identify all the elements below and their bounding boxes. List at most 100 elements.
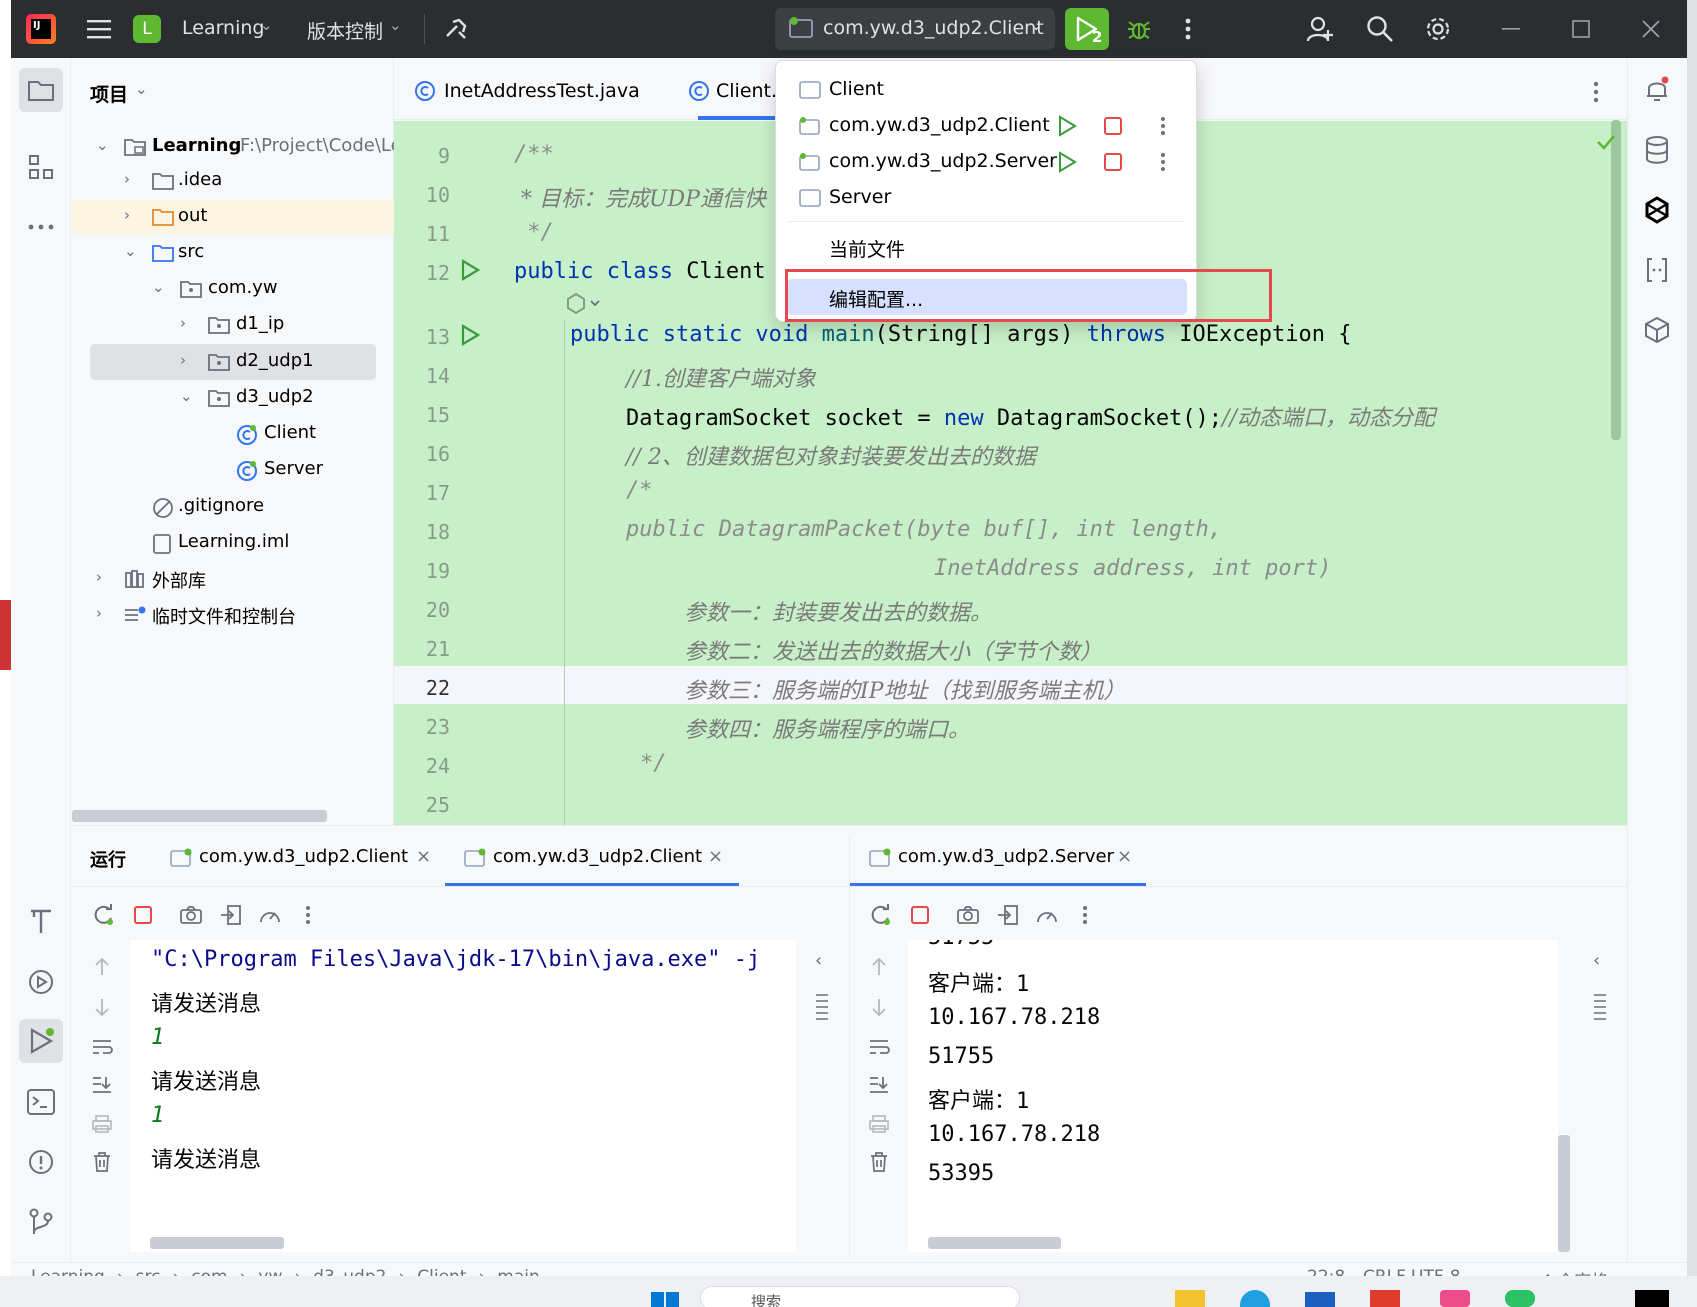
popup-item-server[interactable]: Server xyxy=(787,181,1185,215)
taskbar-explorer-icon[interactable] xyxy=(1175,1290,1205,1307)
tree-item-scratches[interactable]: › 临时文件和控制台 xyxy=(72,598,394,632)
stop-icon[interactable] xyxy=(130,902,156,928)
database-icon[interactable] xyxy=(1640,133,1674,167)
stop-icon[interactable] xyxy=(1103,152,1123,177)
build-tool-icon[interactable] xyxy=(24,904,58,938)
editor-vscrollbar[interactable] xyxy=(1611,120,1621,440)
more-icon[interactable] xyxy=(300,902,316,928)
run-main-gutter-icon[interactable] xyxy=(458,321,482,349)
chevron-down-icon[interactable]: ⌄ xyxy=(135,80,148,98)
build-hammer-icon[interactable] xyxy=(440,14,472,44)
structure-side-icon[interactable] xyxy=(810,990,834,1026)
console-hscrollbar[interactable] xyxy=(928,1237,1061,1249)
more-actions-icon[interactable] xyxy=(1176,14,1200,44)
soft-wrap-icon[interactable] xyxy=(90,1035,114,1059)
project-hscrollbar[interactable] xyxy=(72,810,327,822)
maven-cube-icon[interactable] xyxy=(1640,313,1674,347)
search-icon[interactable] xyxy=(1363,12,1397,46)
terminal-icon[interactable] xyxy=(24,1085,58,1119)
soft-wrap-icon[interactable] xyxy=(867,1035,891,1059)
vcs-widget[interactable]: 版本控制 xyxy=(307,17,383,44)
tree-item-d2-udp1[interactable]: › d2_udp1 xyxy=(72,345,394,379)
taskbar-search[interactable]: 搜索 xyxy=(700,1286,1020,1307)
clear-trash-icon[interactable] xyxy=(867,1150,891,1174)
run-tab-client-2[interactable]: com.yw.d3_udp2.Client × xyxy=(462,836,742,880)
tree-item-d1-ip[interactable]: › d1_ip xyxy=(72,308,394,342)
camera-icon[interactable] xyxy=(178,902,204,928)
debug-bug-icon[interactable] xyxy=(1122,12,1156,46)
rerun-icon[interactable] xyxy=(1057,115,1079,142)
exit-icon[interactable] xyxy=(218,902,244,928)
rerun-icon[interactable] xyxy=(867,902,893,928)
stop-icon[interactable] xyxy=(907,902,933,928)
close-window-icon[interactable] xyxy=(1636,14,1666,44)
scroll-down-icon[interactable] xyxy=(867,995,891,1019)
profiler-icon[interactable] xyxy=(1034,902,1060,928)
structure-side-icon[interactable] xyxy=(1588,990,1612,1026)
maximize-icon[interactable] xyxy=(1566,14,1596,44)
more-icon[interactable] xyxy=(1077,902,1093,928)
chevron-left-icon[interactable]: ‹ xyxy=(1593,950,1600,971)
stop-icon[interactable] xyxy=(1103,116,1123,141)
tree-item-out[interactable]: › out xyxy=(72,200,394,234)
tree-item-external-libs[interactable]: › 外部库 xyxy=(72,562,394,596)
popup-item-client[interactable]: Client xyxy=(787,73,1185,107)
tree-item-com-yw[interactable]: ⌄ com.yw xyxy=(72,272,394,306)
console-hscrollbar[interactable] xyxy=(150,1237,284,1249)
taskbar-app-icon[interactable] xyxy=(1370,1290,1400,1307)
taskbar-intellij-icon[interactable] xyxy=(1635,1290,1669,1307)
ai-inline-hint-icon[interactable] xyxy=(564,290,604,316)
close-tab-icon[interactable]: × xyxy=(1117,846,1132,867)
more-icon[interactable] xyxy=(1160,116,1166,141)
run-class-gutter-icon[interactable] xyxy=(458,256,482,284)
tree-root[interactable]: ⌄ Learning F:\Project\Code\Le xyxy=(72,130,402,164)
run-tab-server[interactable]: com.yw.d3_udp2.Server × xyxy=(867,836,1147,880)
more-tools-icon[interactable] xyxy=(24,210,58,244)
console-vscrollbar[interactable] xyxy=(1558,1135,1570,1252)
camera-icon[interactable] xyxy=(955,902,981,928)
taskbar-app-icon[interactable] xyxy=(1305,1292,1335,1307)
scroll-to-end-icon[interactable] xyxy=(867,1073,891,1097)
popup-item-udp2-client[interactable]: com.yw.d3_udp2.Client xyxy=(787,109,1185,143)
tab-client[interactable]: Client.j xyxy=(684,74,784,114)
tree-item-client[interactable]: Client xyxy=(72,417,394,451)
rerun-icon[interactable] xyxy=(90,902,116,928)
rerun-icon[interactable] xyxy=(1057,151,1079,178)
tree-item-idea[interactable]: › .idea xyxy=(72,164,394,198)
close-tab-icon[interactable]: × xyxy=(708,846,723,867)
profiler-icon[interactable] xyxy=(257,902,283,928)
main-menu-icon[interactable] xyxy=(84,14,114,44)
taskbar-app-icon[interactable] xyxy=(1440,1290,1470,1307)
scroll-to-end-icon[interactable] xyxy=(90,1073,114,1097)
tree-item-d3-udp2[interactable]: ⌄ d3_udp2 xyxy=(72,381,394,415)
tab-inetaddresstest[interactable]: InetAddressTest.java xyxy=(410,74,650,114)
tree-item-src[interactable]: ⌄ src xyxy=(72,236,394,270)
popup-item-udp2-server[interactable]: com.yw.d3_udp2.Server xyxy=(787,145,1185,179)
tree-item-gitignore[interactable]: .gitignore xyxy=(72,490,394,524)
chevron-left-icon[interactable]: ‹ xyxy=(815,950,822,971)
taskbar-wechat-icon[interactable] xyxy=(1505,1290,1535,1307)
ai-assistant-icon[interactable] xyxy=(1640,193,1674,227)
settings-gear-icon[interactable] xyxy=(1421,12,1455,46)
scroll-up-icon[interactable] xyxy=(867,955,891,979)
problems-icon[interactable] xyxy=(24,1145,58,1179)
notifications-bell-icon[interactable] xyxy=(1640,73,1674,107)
^^^^
Copy the material from the line with "popup-item-server[interactable]: Server xyxy=(787,181,1185,215)" to the line with "tree-item-d2-udp1[interactable]: › d2_udp1", character for character.

popup-item-server[interactable]: Server xyxy=(787,181,1185,215)
taskbar-explorer-icon[interactable] xyxy=(1175,1290,1205,1307)
tree-item-scratches[interactable]: › 临时文件和控制台 xyxy=(72,598,394,632)
stop-icon[interactable] xyxy=(130,902,156,928)
database-icon[interactable] xyxy=(1640,133,1674,167)
stop-icon[interactable] xyxy=(1103,152,1123,177)
build-tool-icon[interactable] xyxy=(24,904,58,938)
editor-vscrollbar[interactable] xyxy=(1611,120,1621,440)
more-icon[interactable] xyxy=(300,902,316,928)
run-main-gutter-icon[interactable] xyxy=(458,321,482,349)
chevron-down-icon[interactable]: ⌄ xyxy=(135,80,148,98)
build-hammer-icon[interactable] xyxy=(440,14,472,44)
structure-side-icon[interactable] xyxy=(810,990,834,1026)
console-hscrollbar[interactable] xyxy=(928,1237,1061,1249)
more-actions-icon[interactable] xyxy=(1176,14,1200,44)
soft-wrap-icon[interactable] xyxy=(90,1035,114,1059)
project-hscrollbar[interactable] xyxy=(72,810,327,822)
maven-cube-icon[interactable] xyxy=(1640,313,1674,347)
search-icon[interactable] xyxy=(1363,12,1397,46)
terminal-icon[interactable] xyxy=(24,1085,58,1119)
soft-wrap-icon[interactable] xyxy=(867,1035,891,1059)
vcs-widget[interactable]: 版本控制 xyxy=(307,17,383,44)
tree-item-d2-udp1[interactable]: › d2_udp1 xyxy=(72,345,394,379)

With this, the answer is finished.